Clinico-pathological effects of 5FU + CDDP neo-adjuvant chemotherapy and interindividual variations of metabolic enzyme functions due to the glutahtione S transferases and cytochrome p450s genetic polymorphisms: Shunji KATO, Masahiko ONDA, Akira TOKUNAGA, Noriko MATSUDA, Kengo IKEDA, Yoshihiro HIRAMOTO, Toshiro YOSHIYUKI, Hirokazu HASEGAWA, Norio MATSUKURA and Kiyohiko YAMASHITA (First Department of Surgery, Nippon Medical School )
^^^^^^^^
## 実施事項 1
原文資料の著者一覧で、最初と最後の人物を除いた著者は誰ですか。表記どおりにすべて挙げてください。
## 実施事項 2
原文資料について、次の問いに一行ずつ答えてください。
(a) 術前補助化学療法で用いられた薬剤の組み合わせは何ですか。
(b) 筆頭著者は誰ですか。
(c) 著者らの所属はどこですか。
## 実施事項 3
術前補助化学療法と代謝酵素の遺伝子多型に関する論文の記載を、途切れたところから書き進めてください。

## 表示データ
^^^^^^^^
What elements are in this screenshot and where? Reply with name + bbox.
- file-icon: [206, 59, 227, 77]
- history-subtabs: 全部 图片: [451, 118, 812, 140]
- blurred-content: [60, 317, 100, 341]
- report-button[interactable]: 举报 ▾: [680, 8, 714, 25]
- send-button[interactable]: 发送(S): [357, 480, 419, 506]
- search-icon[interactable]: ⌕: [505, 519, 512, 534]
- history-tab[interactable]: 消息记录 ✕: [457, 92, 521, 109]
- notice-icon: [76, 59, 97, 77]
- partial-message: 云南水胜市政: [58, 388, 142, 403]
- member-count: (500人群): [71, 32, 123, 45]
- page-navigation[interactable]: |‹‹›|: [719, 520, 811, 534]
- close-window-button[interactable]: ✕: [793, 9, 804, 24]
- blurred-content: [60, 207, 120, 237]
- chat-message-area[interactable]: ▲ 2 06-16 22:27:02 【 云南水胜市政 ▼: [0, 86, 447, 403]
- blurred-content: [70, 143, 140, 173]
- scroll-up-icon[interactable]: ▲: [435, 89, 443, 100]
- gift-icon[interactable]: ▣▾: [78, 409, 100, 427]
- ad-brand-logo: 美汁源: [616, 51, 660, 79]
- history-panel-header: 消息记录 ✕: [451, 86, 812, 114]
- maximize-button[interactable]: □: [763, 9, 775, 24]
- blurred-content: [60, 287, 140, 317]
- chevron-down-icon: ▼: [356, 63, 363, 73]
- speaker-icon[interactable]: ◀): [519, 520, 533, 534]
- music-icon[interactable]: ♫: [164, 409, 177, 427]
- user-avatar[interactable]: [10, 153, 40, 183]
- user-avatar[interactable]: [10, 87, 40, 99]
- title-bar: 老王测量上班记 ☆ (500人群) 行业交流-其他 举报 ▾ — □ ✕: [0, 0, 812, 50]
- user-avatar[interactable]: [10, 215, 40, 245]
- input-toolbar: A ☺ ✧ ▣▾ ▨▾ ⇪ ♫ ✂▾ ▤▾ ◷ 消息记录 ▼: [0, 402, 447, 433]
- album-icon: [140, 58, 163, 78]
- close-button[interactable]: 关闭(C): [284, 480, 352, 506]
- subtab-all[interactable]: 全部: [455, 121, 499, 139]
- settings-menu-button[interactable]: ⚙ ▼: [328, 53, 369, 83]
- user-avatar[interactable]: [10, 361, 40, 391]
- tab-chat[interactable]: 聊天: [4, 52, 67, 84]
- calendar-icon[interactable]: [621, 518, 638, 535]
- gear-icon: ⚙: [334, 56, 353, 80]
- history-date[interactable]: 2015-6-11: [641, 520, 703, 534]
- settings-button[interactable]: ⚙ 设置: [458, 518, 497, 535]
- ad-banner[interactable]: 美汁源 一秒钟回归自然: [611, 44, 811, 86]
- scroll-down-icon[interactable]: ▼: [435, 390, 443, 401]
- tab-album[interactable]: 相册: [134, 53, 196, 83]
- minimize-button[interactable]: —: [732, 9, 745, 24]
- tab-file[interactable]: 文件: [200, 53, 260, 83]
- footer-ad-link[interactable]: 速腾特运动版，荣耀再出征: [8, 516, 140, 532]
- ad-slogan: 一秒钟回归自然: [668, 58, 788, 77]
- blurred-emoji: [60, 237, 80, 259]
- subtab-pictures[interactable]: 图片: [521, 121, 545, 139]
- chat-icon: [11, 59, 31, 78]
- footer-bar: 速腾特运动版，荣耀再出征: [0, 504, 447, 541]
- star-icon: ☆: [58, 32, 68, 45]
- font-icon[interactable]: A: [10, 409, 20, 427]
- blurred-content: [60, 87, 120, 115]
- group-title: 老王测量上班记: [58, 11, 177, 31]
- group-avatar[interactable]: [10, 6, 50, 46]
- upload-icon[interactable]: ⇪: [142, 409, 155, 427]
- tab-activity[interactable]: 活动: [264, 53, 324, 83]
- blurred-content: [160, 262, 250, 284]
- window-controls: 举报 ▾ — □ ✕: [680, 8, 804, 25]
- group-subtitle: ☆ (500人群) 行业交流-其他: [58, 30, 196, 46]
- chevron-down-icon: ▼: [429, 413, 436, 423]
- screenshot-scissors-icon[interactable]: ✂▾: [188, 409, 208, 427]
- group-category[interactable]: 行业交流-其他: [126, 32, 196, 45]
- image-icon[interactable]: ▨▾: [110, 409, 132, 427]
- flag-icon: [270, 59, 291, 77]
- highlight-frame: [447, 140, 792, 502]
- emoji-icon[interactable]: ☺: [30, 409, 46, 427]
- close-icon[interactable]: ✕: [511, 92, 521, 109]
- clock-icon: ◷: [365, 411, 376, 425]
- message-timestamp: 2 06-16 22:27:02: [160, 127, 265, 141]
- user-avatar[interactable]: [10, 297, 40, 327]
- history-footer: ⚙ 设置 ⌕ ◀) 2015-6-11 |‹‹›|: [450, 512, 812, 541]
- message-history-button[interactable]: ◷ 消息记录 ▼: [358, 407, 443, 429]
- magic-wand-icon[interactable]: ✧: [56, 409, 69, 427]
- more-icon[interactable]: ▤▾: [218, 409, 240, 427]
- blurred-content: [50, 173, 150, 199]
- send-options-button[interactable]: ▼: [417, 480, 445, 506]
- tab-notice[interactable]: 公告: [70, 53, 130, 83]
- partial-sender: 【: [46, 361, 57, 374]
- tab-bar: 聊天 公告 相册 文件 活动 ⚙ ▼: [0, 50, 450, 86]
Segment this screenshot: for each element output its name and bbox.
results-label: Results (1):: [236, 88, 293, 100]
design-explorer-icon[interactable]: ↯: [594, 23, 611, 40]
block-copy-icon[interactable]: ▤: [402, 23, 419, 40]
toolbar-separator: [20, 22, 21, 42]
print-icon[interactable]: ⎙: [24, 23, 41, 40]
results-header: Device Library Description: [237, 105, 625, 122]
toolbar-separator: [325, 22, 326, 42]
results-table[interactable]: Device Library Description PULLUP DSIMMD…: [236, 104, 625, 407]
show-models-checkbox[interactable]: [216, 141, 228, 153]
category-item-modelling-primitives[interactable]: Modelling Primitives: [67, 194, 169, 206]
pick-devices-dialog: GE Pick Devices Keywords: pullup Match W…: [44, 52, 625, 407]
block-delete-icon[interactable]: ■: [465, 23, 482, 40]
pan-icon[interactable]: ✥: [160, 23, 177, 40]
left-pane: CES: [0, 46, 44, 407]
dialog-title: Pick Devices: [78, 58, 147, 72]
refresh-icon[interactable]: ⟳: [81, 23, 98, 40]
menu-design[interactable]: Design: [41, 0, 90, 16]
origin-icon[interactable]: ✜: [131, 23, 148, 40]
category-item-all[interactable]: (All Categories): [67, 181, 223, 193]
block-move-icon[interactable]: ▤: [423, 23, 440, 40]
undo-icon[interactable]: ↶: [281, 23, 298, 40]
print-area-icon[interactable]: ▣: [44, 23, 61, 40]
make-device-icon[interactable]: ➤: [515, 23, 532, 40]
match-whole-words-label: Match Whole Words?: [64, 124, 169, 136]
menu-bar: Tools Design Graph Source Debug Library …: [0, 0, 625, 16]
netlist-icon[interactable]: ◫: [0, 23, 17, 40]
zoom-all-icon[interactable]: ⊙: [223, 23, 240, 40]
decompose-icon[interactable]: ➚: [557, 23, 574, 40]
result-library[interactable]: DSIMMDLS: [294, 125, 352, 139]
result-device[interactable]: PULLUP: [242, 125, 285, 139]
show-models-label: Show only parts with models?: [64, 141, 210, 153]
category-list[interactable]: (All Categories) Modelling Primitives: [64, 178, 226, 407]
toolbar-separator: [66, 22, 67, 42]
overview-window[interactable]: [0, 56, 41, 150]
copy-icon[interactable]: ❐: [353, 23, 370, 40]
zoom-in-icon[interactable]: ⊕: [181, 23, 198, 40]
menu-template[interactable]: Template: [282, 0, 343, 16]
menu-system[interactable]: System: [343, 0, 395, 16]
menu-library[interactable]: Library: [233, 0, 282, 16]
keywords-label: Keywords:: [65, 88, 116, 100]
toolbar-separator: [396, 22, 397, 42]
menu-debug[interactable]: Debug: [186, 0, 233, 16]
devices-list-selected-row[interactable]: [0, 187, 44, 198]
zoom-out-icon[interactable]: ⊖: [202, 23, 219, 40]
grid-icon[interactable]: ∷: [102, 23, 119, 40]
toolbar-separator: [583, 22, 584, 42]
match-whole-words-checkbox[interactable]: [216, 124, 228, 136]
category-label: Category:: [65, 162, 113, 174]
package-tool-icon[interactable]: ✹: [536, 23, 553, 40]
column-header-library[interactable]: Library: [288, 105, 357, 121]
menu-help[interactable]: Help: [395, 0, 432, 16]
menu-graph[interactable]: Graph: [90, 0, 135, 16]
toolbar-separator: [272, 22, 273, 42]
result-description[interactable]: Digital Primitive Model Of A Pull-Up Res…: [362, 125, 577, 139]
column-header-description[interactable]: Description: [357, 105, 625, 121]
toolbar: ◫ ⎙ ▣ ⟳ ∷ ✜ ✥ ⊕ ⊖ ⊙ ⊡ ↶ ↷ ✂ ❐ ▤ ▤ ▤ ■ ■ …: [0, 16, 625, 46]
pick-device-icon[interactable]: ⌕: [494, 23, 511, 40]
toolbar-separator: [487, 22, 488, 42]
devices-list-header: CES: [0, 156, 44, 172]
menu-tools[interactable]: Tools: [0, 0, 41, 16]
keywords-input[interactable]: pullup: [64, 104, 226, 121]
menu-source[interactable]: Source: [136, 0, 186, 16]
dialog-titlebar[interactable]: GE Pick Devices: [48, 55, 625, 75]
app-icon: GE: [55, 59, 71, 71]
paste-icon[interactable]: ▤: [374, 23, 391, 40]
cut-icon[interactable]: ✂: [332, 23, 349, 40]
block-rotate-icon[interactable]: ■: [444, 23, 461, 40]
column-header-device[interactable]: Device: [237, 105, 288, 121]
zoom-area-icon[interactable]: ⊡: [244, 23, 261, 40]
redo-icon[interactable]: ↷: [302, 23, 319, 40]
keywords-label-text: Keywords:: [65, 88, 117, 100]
^^^^^^^^
## 記述回答 1
Masahiko ONDA
Akira TOKUNAGA
Noriko MATSUDA
Kengo IKEDA
Yoshihiro HIRAMOTO
Toshiro YOSHIYUKI
Hirokazu HASEGAWA
Norio MATSUKURA

## 記述回答 2
(a) 5FU + CDDP
(b) Shunji KATO
(c) First Department of Surgery, Nippon Medical School

## 記述回答 3
【目的と方法】5FU系薬物(5FUもしくはUFT) + CDDPによる胃癌(ステージ III b以上)の術前化学療法施行27例の臨床的(CR、PR以上)、組織学的(grade I b以上)投与効果と薬物解毒酵素(GSTM1, T1, P1)や活性化酵素(CYP1A1, 2E1)の遺伝的個体差との関連を末梢血白血球DNAのPCR-制限酵素処理法による遺伝子多型性分析をすることによって調べ、抗癌剤の投与前効果判定予測が可能かどうか検討した。
【結果】GSTM1、T1遺伝子欠損やCYP1A1の特定の遺伝子タイプと各症例の術前化学療法の臨床、組織学的効果には関連はなかった。GSTP1のisoleusine / valine (I /V)のヘテロ接合体遺伝子タイプはisoleusineのホモ接合体 (I / I)に比し、またCYP2E1の酵素活性が増強していると考えられるc2 alleleをもつ遺伝子タイプが、c1/c1遺伝子タイプに比較し組織学的効果がそれぞれ高く(Odds比: OR=3.2, p=0.28, OR=6.0, p=0.10)、特に臨床効果はCYP2E1ではc2 alleleをもつ遺伝子タイプが他の遺伝子タイプに比べ約6.8倍と有意に高い相関を認めた(p<0.05)。
【考察】5FU、CDDPの解毒とDPD、GST酵素の関連が注目されているが、GSTをはじめ、薬物の解毒酵素や活性化酵素を規定する遺伝子の多様性と酵素活性の個体差が、抗癌剤投与効果の個人差に反映する可能性があり、今後さらに症例を増やして検討するとともに、種々の薬物代謝酵素の関与や薬理学的機序を解明すし、臨床応用の可能性を模索したい。